● THE REQUEST
Wherever the word "color" appears in the entries, copy the whole line.

::::::::::

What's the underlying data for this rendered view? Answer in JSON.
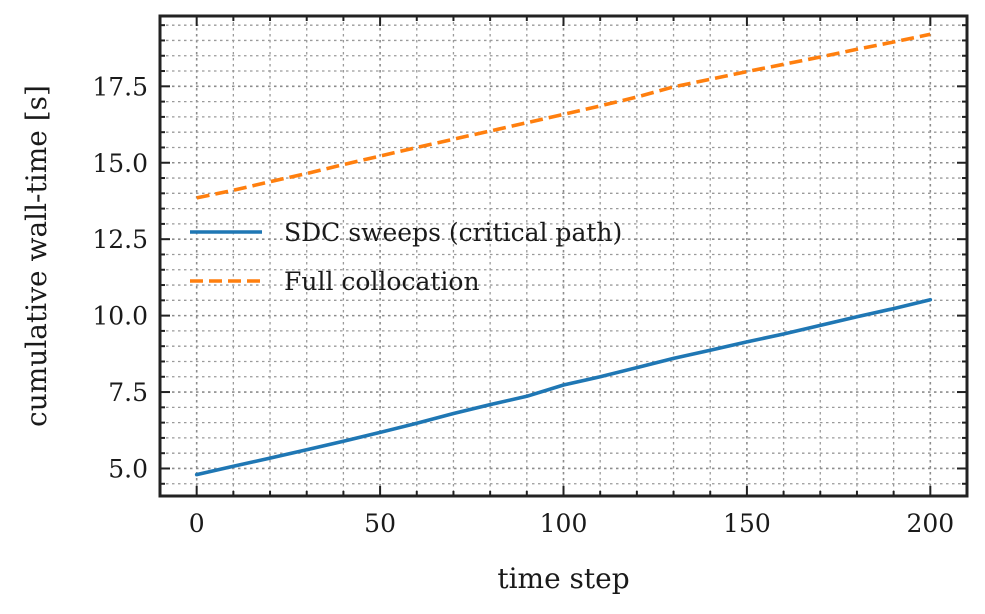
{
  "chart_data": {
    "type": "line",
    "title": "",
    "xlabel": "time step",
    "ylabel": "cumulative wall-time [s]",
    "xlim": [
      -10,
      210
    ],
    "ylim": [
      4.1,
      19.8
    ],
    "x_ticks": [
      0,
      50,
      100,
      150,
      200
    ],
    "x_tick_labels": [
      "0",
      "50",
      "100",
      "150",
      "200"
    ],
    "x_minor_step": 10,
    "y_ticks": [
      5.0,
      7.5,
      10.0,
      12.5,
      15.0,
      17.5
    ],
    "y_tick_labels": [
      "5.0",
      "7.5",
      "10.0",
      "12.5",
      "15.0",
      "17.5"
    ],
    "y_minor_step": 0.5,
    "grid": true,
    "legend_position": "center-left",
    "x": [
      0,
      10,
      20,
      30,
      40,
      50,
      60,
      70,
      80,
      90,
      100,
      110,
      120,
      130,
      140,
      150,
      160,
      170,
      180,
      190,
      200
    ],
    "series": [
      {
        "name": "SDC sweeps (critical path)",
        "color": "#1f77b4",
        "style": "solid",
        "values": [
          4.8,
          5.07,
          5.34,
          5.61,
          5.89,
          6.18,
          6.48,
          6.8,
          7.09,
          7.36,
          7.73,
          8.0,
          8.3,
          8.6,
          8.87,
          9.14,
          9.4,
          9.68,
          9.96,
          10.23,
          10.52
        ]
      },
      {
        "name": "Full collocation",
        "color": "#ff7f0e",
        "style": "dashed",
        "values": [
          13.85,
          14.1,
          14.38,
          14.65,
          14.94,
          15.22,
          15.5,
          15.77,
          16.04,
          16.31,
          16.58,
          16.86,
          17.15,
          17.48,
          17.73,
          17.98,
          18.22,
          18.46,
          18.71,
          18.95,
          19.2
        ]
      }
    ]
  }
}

::::::::::

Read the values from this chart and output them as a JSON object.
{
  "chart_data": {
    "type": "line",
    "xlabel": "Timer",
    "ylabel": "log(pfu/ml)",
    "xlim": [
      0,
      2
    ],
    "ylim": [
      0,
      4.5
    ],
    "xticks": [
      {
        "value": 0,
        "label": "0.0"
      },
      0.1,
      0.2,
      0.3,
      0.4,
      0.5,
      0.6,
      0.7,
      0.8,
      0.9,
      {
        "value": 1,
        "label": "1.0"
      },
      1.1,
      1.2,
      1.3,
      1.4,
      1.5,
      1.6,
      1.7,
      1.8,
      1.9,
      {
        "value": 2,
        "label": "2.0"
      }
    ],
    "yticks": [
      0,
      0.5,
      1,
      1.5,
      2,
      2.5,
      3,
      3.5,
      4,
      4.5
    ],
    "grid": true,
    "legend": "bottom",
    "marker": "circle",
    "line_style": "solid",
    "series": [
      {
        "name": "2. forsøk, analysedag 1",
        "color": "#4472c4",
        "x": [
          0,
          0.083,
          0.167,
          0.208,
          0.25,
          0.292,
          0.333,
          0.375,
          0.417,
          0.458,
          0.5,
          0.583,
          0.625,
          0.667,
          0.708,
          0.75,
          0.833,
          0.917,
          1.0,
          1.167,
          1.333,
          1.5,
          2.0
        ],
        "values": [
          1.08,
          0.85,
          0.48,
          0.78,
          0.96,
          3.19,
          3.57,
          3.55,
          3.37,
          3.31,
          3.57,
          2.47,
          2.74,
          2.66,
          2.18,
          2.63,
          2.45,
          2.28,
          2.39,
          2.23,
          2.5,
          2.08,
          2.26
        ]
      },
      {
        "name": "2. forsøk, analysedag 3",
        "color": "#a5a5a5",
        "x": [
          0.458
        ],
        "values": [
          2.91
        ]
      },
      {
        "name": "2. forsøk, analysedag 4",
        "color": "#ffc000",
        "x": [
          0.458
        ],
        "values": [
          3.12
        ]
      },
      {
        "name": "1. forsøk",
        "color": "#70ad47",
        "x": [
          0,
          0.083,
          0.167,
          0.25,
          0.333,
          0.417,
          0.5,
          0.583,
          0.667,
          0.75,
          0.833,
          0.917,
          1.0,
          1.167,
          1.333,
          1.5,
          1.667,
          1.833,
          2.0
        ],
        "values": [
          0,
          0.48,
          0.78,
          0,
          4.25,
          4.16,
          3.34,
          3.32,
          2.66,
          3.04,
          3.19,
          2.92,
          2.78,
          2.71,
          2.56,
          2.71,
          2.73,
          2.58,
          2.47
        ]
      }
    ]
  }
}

::::::::::

● SOLUTION TO THE PROBLEM
        "color": "#1f77b4",
        "color": "#ff7f0e",
        "color": "#4472c4",
        "color": "#a5a5a5",
        "color": "#ffc000",
        "color": "#70ad47",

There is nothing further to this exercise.